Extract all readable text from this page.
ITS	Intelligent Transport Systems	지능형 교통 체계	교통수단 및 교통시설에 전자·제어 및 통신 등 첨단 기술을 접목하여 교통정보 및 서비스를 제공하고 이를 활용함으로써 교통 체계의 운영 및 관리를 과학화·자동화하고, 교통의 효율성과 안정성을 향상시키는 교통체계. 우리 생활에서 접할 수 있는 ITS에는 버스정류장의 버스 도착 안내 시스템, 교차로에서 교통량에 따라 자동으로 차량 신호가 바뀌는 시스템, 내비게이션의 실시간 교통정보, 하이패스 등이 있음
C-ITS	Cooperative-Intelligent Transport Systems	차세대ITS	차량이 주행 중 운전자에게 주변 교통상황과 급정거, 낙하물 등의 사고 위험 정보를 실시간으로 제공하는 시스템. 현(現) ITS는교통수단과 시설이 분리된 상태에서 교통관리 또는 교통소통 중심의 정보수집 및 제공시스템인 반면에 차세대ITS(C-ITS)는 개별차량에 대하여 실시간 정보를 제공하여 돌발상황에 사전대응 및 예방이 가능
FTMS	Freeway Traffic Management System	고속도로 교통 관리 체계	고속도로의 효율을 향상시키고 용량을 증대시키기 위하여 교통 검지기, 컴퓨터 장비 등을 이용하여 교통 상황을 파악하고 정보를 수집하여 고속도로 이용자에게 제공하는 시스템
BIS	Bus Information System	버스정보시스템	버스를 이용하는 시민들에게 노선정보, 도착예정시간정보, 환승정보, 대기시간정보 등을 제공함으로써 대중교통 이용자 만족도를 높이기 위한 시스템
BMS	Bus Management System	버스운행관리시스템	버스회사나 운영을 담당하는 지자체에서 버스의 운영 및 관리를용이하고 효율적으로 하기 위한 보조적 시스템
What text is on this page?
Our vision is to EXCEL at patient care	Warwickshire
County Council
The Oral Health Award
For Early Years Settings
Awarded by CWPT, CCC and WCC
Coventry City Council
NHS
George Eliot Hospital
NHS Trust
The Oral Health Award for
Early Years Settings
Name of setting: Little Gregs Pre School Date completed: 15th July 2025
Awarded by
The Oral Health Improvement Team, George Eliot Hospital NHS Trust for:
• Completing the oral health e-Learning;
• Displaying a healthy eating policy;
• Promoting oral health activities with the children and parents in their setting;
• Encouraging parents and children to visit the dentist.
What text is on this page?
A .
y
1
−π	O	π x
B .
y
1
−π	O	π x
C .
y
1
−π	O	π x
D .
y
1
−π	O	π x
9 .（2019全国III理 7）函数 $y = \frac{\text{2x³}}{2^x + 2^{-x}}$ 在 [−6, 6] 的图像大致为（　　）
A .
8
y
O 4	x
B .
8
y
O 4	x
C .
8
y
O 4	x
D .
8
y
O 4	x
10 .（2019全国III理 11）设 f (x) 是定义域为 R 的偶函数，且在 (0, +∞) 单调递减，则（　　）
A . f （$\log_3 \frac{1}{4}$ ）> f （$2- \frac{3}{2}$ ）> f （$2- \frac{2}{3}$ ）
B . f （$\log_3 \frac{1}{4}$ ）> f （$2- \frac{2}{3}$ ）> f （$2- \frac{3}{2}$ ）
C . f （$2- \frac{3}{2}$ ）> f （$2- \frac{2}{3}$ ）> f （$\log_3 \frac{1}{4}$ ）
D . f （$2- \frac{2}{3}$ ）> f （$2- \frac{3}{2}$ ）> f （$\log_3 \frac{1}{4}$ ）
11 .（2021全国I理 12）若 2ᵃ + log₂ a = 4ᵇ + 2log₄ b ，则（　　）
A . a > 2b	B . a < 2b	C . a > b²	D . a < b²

**What is needed:**
Reproduce the data shown above exactly.

**Response to this task:**
Extract all readable text from this page.
ITS	Intelligent Transport Systems	지능형 교통 체계	교통수단 및 교통시설에 전자·제어 및 통신 등 첨단 기술을 접목하여 교통정보 및 서비스를 제공하고 이를 활용함으로써 교통 체계의 운영 및 관리를 과학화·자동화하고, 교통의 효율성과 안정성을 향상시키는 교통체계. 우리 생활에서 접할 수 있는 ITS에는 버스정류장의 버스 도착 안내 시스템, 교차로에서 교통량에 따라 자동으로 차량 신호가 바뀌는 시스템, 내비게이션의 실시간 교통정보, 하이패스 등이 있음
C-ITS	Cooperative-Intelligent Transport Systems	차세대ITS	차량이 주행 중 운전자에게 주변 교통상황과 급정거, 낙하물 등의 사고 위험 정보를 실시간으로 제공하는 시스템. 현(現) ITS는교통수단과 시설이 분리된 상태에서 교통관리 또는 교통소통 중심의 정보수집 및 제공시스템인 반면에 차세대ITS(C-ITS)는 개별차량에 대하여 실시간 정보를 제공하여 돌발상황에 사전대응 및 예방이 가능
FTMS	Freeway Traffic Management System	고속도로 교통 관리 체계	고속도로의 효율을 향상시키고 용량을 증대시키기 위하여 교통 검지기, 컴퓨터 장비 등을 이용하여 교통 상황을 파악하고 정보를 수집하여 고속도로 이용자에게 제공하는 시스템
BIS	Bus Information System	버스정보시스템	버스를 이용하는 시민들에게 노선정보, 도착예정시간정보, 환승정보, 대기시간정보 등을 제공함으로써 대중교통 이용자 만족도를 높이기 위한 시스템
BMS	Bus Management System	버스운행관리시스템	버스회사나 운영을 담당하는 지자체에서 버스의 운영 및 관리를용이하고 효율적으로 하기 위한 보조적 시스템
What text is on this page?
Our vision is to EXCEL at patient care	Warwickshire
County Council
The Oral Health Award
For Early Years Settings
Awarded by CWPT, CCC and WCC
Coventry City Council
NHS
George Eliot Hospital
NHS Trust
The Oral Health Award for
Early Years Settings
Name of setting: Little Gregs Pre School Date completed: 15th July 2025
Awarded by
The Oral Health Improvement Team, George Eliot Hospital NHS Trust for:
• Completing the oral health e-Learning;
• Displaying a healthy eating policy;
• Promoting oral health activities with the children and parents in their setting;
• Encouraging parents and children to visit the dentist.
What text is on this page?
A .
y
1
−π	O	π x
B .
y
1
−π	O	π x
C .
y
1
−π	O	π x
D .
y
1
−π	O	π x
9 .（2019全国III理 7）函数 $y = \frac{\text{2x³}}{2^x + 2^{-x}}$ 在 [−6, 6] 的图像大致为（　　）
A .
8
y
O 4	x
B .
8
y
O 4	x
C .
8
y
O 4	x
D .
8
y
O 4	x
10 .（2019全国III理 11）设 f (x) 是定义域为 R 的偶函数，且在 (0, +∞) 单调递减，则（　　）
A . f （$\log_3 \frac{1}{4}$ ）> f （$2- \frac{3}{2}$ ）> f （$2- \frac{2}{3}$ ）
B . f （$\log_3 \frac{1}{4}$ ）> f （$2- \frac{2}{3}$ ）> f （$2- \frac{3}{2}$ ）
C . f （$2- \frac{3}{2}$ ）> f （$2- \frac{2}{3}$ ）> f （$\log_3 \frac{1}{4}$ ）
D . f （$2- \frac{2}{3}$ ）> f （$2- \frac{3}{2}$ ）> f （$\log_3 \frac{1}{4}$ ）
11 .（2021全国I理 12）若 2ᵃ + log₂ a = 4ᵇ + 2log₄ b ，则（　　）
A . a > 2b	B . a < 2b	C . a > b²	D . a < b²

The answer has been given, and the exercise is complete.